Input material:
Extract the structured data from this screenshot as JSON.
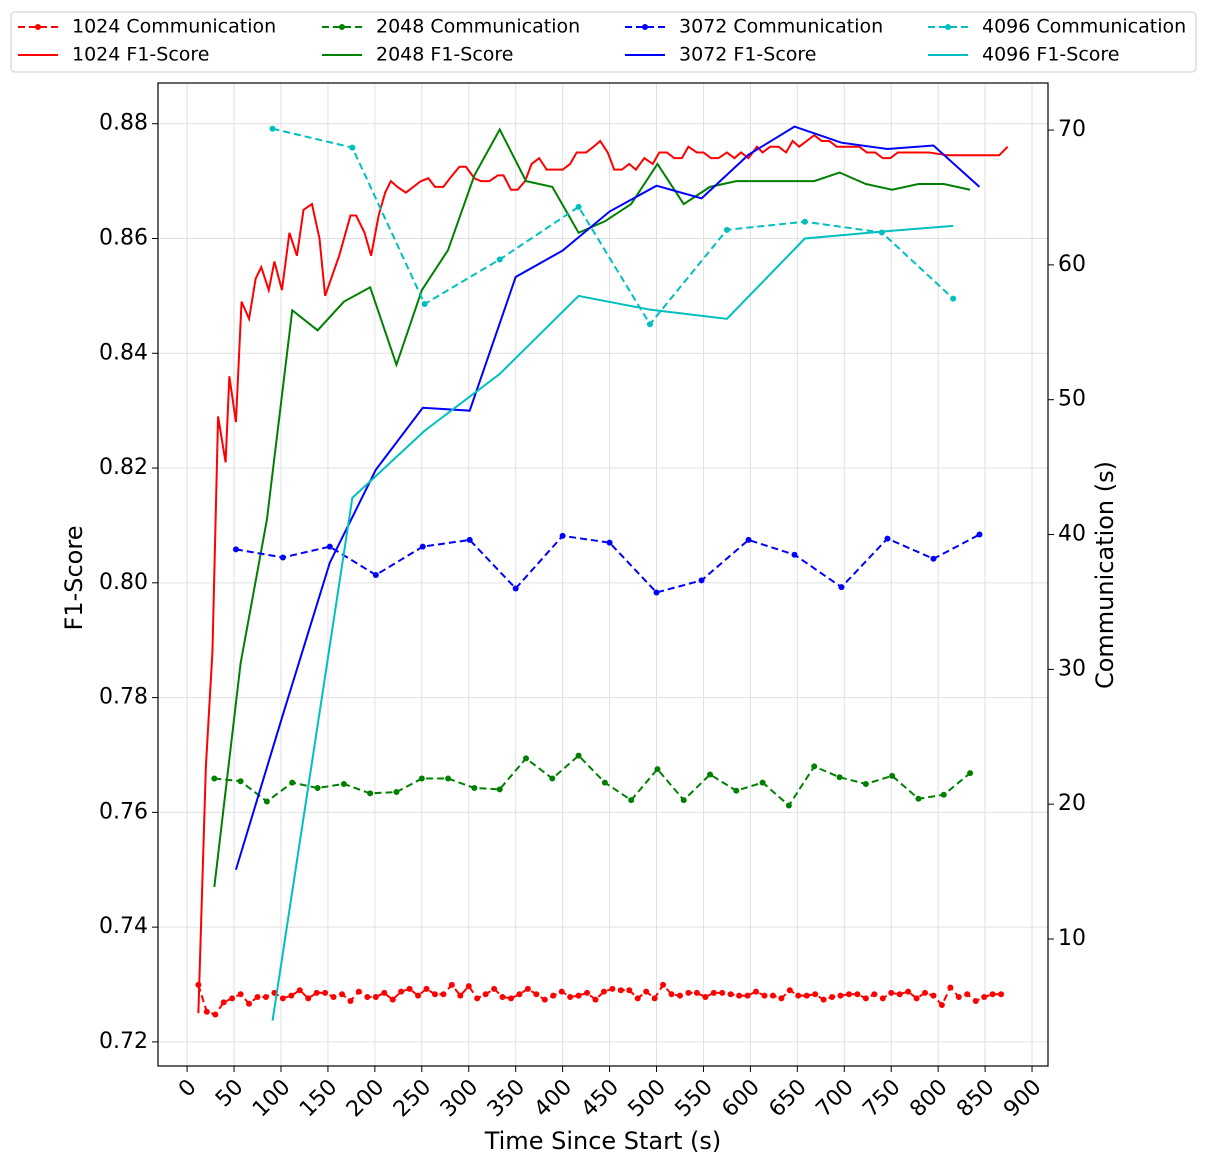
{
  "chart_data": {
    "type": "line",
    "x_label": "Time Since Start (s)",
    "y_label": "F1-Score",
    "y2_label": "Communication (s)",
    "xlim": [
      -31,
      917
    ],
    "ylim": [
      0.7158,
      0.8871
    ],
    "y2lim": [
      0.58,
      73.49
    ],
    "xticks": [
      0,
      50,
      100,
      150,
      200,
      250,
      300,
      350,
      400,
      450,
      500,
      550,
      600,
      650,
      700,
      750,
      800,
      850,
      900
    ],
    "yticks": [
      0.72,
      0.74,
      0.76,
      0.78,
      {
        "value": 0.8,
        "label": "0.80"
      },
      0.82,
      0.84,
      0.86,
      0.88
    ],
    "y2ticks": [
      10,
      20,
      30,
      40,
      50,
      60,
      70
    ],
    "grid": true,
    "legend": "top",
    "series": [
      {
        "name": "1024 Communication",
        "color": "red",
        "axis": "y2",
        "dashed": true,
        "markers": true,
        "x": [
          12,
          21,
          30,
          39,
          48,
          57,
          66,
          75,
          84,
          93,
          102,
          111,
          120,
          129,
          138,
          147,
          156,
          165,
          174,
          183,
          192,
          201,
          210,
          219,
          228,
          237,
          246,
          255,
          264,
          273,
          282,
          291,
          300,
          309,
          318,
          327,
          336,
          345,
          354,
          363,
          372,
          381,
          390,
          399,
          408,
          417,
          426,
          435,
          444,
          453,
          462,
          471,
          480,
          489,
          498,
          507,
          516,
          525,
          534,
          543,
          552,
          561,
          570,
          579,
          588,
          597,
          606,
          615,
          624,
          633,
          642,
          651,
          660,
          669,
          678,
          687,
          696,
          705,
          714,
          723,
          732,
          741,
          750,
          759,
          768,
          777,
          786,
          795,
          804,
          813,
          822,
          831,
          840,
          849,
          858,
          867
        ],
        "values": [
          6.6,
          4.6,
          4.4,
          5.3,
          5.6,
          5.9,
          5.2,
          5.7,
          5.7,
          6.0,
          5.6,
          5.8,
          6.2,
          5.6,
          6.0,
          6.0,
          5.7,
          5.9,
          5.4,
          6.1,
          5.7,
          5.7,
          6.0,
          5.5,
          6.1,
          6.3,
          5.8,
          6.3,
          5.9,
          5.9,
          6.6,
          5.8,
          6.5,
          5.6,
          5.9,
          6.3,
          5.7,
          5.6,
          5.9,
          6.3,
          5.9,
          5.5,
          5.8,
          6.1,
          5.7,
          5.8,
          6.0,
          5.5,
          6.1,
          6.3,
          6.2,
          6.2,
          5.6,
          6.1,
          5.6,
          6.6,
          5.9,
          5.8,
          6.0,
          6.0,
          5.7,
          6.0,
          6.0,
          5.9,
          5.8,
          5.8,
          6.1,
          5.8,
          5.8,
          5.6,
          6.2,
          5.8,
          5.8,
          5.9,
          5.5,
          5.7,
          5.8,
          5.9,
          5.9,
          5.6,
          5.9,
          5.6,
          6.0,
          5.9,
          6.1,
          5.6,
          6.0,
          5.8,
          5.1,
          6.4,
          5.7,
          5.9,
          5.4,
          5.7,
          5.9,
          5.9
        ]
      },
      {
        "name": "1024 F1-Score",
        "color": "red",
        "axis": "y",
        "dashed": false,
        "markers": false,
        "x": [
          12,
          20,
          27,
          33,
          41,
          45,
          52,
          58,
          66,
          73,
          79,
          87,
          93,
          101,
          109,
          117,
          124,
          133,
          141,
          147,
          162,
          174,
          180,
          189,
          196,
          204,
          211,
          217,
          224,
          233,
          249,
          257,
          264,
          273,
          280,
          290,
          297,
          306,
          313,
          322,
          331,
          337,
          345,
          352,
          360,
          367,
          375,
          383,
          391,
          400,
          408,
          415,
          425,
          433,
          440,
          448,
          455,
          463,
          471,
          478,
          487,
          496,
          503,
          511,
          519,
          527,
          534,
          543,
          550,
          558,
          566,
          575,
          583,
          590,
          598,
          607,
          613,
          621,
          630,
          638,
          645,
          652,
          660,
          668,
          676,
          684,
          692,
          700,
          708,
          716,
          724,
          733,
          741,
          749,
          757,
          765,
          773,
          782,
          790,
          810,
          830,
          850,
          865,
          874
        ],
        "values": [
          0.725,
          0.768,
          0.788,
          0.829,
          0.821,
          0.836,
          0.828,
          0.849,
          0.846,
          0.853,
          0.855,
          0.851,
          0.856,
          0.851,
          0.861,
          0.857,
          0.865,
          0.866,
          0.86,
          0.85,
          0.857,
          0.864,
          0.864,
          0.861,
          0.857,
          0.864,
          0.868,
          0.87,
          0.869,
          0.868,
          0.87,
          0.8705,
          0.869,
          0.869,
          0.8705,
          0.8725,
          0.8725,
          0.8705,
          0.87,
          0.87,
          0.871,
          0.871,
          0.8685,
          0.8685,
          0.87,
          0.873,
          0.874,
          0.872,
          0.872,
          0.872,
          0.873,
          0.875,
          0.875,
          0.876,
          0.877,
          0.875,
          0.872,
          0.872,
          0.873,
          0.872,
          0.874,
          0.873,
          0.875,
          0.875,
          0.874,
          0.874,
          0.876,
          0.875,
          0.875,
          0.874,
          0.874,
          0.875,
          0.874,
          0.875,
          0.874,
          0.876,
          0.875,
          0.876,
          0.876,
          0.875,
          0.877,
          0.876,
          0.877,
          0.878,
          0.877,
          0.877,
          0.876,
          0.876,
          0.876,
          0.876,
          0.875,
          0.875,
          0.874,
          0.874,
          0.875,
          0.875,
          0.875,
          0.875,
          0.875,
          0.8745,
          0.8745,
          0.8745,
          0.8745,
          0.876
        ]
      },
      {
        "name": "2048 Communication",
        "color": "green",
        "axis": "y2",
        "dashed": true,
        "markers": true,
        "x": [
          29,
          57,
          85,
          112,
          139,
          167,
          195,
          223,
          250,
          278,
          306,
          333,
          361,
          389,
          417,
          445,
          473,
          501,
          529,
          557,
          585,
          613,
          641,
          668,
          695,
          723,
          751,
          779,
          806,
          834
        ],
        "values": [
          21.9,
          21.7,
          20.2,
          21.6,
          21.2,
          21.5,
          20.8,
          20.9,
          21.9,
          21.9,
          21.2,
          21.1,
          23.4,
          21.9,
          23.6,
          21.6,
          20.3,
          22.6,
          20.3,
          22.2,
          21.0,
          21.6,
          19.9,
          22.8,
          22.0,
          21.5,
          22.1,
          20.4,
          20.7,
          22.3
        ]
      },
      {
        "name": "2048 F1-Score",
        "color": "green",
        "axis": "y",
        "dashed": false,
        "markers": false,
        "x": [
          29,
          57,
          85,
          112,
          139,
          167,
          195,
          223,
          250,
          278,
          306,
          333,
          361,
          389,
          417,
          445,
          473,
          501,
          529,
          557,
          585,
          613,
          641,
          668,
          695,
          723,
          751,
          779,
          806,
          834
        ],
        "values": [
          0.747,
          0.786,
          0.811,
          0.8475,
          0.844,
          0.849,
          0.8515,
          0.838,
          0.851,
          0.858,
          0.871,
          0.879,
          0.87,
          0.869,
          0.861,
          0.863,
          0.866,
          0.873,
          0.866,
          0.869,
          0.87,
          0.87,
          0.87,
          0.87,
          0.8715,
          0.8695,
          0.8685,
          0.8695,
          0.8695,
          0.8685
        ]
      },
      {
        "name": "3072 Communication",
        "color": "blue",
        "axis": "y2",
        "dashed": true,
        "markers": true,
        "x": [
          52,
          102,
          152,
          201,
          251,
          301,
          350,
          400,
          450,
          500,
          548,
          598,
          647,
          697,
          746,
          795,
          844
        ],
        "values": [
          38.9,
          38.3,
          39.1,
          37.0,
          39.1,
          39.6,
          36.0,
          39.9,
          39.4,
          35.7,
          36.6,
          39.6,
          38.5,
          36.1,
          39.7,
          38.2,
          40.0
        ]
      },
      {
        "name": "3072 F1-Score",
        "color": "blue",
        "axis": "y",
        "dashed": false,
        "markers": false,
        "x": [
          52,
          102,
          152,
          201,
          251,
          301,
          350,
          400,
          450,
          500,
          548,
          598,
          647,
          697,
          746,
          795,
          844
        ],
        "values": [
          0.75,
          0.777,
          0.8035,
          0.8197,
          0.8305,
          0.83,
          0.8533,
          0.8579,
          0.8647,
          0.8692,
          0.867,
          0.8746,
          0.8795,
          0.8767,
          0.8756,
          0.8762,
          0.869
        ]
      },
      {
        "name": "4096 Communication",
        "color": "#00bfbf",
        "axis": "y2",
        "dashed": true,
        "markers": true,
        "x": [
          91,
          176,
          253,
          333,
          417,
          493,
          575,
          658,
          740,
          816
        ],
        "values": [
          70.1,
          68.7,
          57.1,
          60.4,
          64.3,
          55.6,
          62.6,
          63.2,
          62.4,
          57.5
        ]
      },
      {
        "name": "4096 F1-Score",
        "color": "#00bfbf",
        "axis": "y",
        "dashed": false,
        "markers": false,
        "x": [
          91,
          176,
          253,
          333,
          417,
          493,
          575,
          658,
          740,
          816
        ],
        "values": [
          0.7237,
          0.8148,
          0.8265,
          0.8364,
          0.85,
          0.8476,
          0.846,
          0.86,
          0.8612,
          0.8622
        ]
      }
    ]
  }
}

==

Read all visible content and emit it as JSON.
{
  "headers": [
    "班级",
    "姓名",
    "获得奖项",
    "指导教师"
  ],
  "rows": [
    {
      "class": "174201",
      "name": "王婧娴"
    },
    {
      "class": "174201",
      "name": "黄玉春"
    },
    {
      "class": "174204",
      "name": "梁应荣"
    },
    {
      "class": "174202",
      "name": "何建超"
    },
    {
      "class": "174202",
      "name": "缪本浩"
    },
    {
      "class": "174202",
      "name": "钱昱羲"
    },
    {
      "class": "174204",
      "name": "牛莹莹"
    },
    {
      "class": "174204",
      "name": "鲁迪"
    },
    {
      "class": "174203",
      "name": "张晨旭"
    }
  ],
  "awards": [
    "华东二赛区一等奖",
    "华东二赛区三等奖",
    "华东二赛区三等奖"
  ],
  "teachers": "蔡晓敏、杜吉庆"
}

Task:
Pull out every line holding "JSON" from the records above, and copy it.

The output:
Extract the structured data from this screenshot as JSON.
Read all visible content and emit it as JSON.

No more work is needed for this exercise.